#### [Set task]
Pick up the passage below about Bynum and the Lakers where it stops, and continue it.

Bynum doesn’t want to be traded, but all the attention is flattering, he told the Los Angeles Times.

It’s good to know everybody wants me; that means I’ll be in this game for some time. I like L.A., and don’t want to go anywhere else. It’d be good to stay in one place your whole career, and the Lakers are the most storied franchise in the league, everyone knows who the Lakers are, and I appreciate the Lakers’ love.

Bynum can be a bit of a dichotomy. For a lot of fans the image in their head of Bynum is the shirtless guy walking off the court after giving a forearm shiver to J.J. Barea in the playoffs. A move that will cost Bynum five games at the start of next season (whenever that is). It was an immature move from a 23-year-old who can at other times be one of the more thoughtful and honest Lakers. He has flashes of maturity, like when he talks in this Q&A about learning Spanish for his family and taking piano lessons this summer because it calms him. He is one of the better read players in the league.

#### [Part of a data file]
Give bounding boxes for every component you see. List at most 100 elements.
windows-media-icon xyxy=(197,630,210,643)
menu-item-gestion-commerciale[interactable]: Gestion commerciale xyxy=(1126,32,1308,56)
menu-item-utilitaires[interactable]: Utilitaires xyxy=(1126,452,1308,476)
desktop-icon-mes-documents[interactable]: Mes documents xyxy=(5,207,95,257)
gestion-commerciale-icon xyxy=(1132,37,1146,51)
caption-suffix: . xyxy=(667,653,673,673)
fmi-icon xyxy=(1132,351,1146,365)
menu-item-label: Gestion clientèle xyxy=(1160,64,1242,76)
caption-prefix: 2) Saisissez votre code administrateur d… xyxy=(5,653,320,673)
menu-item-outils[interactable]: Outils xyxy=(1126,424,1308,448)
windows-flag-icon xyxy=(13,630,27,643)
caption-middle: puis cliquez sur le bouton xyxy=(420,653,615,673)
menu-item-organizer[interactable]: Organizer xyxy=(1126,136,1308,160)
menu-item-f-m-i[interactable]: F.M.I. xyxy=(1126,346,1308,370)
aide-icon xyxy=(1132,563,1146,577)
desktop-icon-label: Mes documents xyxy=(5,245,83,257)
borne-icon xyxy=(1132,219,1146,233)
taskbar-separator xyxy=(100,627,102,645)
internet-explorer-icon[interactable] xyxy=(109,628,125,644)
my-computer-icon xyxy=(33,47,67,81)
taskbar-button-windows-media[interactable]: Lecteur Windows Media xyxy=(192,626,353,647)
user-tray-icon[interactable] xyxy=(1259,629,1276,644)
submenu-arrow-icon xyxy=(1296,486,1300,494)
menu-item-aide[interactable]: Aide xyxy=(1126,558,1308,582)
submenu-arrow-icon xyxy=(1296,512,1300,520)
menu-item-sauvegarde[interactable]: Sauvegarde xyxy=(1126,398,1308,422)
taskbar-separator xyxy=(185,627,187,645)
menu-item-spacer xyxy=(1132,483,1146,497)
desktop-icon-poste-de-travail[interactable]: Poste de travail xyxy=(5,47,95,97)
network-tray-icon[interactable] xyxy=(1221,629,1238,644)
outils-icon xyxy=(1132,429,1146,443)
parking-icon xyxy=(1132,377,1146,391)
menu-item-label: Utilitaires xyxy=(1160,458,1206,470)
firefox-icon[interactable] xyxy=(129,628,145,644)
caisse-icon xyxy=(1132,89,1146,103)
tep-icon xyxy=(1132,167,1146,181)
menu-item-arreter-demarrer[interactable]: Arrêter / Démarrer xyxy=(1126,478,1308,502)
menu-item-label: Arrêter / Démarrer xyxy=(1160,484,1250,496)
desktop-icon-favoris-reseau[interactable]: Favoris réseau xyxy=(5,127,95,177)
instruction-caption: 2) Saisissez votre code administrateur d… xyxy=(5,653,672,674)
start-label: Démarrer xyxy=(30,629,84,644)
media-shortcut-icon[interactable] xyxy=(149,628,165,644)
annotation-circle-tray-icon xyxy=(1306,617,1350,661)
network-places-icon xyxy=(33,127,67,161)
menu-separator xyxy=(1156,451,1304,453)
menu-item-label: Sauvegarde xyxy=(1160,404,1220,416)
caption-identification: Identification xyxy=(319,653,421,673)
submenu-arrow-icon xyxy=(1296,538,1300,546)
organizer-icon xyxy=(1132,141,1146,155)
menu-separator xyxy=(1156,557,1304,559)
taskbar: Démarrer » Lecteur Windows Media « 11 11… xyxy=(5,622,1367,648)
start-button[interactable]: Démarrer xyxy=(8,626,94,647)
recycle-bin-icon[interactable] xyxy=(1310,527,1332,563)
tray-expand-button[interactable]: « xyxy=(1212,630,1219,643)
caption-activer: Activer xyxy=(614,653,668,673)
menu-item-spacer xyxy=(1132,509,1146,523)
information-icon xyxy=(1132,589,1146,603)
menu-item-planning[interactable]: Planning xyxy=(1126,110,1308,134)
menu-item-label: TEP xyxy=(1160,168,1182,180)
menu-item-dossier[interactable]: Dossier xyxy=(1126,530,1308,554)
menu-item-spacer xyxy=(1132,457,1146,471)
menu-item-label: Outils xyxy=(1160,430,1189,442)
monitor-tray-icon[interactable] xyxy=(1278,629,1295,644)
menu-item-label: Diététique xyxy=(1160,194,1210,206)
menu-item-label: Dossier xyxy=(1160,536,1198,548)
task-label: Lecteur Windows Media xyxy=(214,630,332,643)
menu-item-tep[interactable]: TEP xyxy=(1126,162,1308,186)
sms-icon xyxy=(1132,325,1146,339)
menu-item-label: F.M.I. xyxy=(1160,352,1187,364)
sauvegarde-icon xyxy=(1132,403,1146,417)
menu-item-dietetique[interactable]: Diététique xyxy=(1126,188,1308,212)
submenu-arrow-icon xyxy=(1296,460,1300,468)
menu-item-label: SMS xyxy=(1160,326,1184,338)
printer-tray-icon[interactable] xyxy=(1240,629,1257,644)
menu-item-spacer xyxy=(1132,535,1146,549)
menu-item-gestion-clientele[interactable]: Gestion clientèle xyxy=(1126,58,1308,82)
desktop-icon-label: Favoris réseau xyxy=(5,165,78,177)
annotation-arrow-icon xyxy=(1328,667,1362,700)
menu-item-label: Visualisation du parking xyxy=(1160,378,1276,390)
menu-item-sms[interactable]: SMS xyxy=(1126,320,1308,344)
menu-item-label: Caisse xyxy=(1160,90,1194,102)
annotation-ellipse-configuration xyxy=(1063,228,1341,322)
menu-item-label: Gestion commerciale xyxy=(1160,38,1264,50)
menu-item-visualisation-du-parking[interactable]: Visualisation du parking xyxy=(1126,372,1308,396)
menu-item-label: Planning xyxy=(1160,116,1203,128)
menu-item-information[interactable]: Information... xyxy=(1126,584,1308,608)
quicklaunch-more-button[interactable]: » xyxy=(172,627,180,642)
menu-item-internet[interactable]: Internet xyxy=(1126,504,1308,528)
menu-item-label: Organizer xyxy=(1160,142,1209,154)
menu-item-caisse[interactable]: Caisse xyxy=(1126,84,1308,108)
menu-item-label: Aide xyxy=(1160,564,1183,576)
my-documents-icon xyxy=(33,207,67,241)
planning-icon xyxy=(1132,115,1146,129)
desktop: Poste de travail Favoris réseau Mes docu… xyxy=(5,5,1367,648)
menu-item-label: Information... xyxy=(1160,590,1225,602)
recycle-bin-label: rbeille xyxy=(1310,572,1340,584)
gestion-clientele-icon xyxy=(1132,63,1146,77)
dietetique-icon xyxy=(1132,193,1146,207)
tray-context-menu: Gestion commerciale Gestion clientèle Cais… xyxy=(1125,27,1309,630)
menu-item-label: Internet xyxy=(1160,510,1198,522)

#### [Solved problem]
Then he can turn around and park in handicap spots. Really, he acts like a lot of 23-year-olds — bouncing between maturity and immaturity with ease.

Bynum said he is not going overseas to play. He has been working out doing a lot of boxing training with Alex Ariza, the conditioning coach for Manny Pacquiao and other fighters. He says he has lost body fat and gotten stronger, all without putting strain on his knees. Which would be a good thing or the Lakers… or wherever he ends up playing next year.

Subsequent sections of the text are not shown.